Sneakers are big business. New or used, in today’s times sneakers are becoming an investment tool.
In 2021, Sotheby’s auction house sold Kanye West’s Nike Air Yeezy 1 “Prototype” for $1.8 million, making them the most expensive sneakers ever sold at auctions so far. West wore them at the 2008 Grammys. The sneakers were acquired by Rares, a company owned by former NFL player Gerome Sapp.
Sapp’s company lets the average person invest in high-end sneakers as an investment asset. Users of his Rares app can have a piece of the Air Yeezy 1s, for example, for as little as $25.
The Rares platform lets users invest in fractional shares of valuable sneakers.
In the case of the Yeezy sneakers, “We split that sneaker into 72,000 shares and we offer that for $25 a share,” said Sapp. “So, for $25 you have a chance to own a piece of history.”
According to Sapp, Rares can make it easier for people to get into investing for lower amounts of money.
“You don’t have to be an accredited investor to use our platform,” Sapp told Insider. “You don’t have to be a millionaire.” The average income of Rares users is closer to $82,000, he said. “That’s a great thing, because it means a different socioeconomic class is utilizing our platform.”
Rares, said Sapp, is also an avenue for young Black investors. It’s also a way for them to take advantage of a culture they helped create: the sneaker culture.

• SET EXERCISE: Continue the article on sneaker investing, starting after its final sentence.

• SUPPLIED DATA:
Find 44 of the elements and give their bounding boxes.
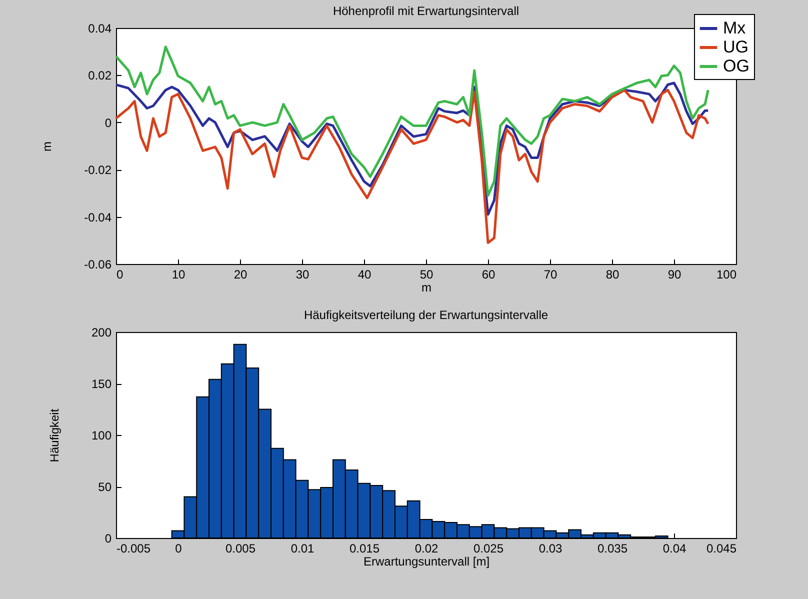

• REPLY TO THE TASK:
“The cultures and communities that made the sneaker industry what it is today — that made it popular and valuable — at some point were left out of the secondary appreciation of these sneakers,” he explained. “We’ve created a simple, easy-to-use marketplace that you can go on from a mobile app or the website and literally take advantage of the secondary appreciation of these sneakers.
The area of finance isn’t new territory for this ex-pro athlete. He studied finance at Notre Dame before being drafted by the Baltimore Ravens in 2003. Sapp, who played in the NFL for five seasons before retiring in 2007, since has returned to the business arena — founding several companies, including Rares, which he launched in June 2020.
The launch was a challenge. Sapp faced challenges with getting investors.
“I went out pitching this idea to investors around four years ago, and I was told no 87 times. I thought they were crazy for saying no—that never wavered my confidence in the concept or the industry,” he told HipHopWired.
Here’s how Rares works: The company acquires collectible sneakers, files paperwork to the Securities Exchange Commission and turns them into a tradable item.
“We look for some of the most scarce sneakers in the world,” said Sapp. “Some of our sneakers, they don’t even make any more. Those are the types of sneakers that have a higher chance, percentage-wise, of appreciating. Those are the ones we want to go after because that allows us to give our investors the optimal chance to make money off that investment.”
Rares divides the sneaker’s value into thousands of shares and does an initial public offering on its platform. Rares users then can purchase shares of that sneaker. That share is an asset; if the value of the sneaker rises, so does the value of your shares.
“The way people make money off our platform is when we go to liquidate that sneaker,” explained Sapp.
When Rares decides the asset has peaked in value, it will auction off the sneaker and users get paid out depending on the sale price and the amount of shares they own. Rares typically liquidates sneakers within six to 24 months of acquiring the shoe.
Users, who have to be 18 and older and a resident of the U.S., can also trade their shares to other users on the platform.
“We have about 30,000 users now and of that, we have about 5,000 we call active users that are literally investing in every IPO we drop,” Sapp told Hip-Hop Wired.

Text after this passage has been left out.